> [Reading passage]:
May 27, 2020 451 PM
MARFA — The weather last November provided one day of utter stillness, and the next, an ice storm with a 30 degree temperature drop. Artists Roberto Carlos Lange and Kristi Sword were in Marfa that month to conduct research on Kite Symphony, a forthcoming project with Ballroom Marfa.
For a project conceptualized around kites in West Texas, these weather challenges were foiling the collaborators’ plans. The artists couldn’t predict the weather, so they adapted.
“Our initial intention was to make kites that made sound. That was it, that was the piece: kites that make sound,” Lange said one afternoon in May. Lange and Sword – his collaborator, wife and “sweetheart” of 19 years – had returned to Marfa this March to dig into the work of their project with Ballroom Marfa. More than two months later, they were still here and still working.

> [What to work on]:
1) Reproduce word for word the portion of the Kite Symphony article that begins at the words "May 27, 2020" and stops after "so they adapted.".
2) Resume the Kite Symphony article, picking up directly after its final sentence.
The rows that come next are drawn from a source unrelated to the Kite Symphony article.

Structured page parsing data:
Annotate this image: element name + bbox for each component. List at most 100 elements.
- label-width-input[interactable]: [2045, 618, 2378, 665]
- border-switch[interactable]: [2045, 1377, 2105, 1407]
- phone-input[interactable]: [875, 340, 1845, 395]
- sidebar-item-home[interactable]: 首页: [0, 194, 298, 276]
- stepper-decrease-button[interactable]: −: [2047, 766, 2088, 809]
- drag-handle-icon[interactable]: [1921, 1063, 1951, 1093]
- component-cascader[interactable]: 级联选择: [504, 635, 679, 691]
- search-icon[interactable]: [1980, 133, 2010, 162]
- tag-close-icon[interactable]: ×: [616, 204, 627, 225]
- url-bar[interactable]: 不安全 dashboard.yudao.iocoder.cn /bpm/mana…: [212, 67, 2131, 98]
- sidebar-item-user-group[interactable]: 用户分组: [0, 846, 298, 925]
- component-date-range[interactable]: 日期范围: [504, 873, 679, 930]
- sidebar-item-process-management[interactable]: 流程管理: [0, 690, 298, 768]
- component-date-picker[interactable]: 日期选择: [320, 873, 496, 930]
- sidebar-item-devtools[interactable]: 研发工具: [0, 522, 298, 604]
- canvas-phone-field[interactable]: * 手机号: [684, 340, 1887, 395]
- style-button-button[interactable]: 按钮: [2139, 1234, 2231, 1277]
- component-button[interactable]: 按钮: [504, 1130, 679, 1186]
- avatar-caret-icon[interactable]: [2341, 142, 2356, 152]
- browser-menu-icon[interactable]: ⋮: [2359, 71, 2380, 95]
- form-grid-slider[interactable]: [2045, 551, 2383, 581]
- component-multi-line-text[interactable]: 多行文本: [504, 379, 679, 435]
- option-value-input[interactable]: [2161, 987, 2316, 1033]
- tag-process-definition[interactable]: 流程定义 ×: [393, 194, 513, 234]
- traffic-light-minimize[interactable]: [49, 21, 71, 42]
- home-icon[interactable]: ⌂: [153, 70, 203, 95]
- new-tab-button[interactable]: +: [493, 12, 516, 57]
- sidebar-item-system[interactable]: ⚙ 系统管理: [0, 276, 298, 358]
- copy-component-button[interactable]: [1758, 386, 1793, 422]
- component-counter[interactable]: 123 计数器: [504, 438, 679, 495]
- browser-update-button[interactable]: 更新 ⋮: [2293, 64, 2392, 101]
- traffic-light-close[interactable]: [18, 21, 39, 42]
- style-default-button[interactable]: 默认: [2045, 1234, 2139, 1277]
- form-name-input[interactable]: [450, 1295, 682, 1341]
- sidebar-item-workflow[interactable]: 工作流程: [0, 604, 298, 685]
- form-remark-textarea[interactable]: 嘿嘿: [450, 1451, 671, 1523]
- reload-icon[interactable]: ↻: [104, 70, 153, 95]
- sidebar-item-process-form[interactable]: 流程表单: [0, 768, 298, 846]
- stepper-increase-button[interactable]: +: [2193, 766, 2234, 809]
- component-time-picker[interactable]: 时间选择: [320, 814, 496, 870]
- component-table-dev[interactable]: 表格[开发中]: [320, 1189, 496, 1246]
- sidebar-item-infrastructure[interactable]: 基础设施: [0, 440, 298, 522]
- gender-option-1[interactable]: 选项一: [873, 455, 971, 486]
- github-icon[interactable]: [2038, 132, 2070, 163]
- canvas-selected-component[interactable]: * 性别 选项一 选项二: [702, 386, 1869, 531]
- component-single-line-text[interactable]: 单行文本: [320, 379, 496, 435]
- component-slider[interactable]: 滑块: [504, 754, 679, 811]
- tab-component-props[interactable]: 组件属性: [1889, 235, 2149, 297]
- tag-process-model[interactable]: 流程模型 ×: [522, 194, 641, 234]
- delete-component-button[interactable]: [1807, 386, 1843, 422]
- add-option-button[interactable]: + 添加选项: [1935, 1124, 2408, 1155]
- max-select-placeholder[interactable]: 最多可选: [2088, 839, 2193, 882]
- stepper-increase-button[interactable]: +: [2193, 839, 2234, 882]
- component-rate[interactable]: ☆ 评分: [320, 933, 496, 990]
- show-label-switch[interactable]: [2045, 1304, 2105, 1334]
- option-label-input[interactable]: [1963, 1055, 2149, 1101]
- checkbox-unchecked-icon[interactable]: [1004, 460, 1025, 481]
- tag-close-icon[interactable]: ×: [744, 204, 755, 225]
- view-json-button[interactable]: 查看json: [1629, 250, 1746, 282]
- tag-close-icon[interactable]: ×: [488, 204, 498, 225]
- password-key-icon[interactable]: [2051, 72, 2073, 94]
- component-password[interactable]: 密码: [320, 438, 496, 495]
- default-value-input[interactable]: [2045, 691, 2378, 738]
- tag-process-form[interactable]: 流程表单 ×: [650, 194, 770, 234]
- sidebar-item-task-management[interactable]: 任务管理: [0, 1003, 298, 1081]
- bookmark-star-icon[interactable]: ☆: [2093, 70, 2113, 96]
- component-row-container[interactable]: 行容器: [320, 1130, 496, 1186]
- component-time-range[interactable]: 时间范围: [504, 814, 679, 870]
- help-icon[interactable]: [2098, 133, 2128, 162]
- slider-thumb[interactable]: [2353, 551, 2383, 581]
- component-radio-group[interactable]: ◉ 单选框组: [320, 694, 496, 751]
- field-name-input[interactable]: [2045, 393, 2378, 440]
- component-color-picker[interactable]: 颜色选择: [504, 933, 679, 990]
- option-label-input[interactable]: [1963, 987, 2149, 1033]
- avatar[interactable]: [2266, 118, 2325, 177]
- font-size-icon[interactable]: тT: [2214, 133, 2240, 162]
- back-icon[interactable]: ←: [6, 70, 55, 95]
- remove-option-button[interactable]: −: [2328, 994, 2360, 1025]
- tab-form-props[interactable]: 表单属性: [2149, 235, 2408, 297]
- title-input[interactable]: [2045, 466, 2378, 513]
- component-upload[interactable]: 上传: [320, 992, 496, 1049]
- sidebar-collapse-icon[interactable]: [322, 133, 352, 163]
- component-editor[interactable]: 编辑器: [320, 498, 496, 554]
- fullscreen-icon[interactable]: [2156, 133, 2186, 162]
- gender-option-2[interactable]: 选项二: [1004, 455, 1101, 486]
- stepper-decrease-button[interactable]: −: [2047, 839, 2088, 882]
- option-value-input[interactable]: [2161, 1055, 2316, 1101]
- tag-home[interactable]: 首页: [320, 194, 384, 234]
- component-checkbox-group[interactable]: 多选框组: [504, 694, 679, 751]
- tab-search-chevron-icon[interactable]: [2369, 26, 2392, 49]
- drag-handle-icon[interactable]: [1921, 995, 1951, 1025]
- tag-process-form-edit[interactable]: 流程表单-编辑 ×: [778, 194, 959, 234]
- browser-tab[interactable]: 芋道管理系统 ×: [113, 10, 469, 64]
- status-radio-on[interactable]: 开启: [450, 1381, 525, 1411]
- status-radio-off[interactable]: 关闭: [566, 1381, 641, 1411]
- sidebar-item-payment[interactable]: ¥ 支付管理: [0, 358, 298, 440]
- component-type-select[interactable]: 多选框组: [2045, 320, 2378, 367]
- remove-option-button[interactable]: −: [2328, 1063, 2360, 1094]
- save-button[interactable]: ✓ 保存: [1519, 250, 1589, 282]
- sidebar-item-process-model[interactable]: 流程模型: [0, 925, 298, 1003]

> [Task-by-task results]:
1)
May 27, 2020 451 PM
MARFA — The weather last November provided one day of utter stillness, and the next, an ice storm with a 30 degree temperature drop. Artists Roberto Carlos Lange and Kristi Sword were in Marfa that month to conduct research on Kite Symphony, a forthcoming project with Ballroom Marfa.
For a project conceptualized around kites in West Texas, these weather challenges were foiling the collaborators’ plans. The artists couldn’t predict the weather, so they adapted.

2)
“March was our big effort to work on a lot of it together,” Lange said, and “so much of the piece is part of the landscape.” Lange, perhaps most known for his music under the name Helado Negro, studied at the Savannah College of Art and Design where he met Sword.
Sword worked in jewelry, metalsmithing, sculpture and drawing, at other times designing costuming or album art for Helado Negro. Likewise, Lange contributed to Sword’s projects. “In the past it was whether I needed something from her or vice versa. So many iterations of our creativity cross paths,” Lange said. “So much of what we do bleeds and blends into one another, but our individual work is so different and distinct.”
Kite Symphony is the first project the two are doing “from the ground up together,” Lange explained. “We find different tempos to finish things, that’s the exciting part. The push and pull of collaboration creates these cool moments of, if I just slow down or she speeds up, we find a different way to do something.”
After the challenges in November, “Realistically we couldn’t do this piece unless we were here all year long,” Lange said. Since that wasn’t feasible, the project evolved. “Ballroom has been so generous with helping us have that space and letting it be what it needs to be. It’s hyper-evolving because that’s what it needs to do at this point.”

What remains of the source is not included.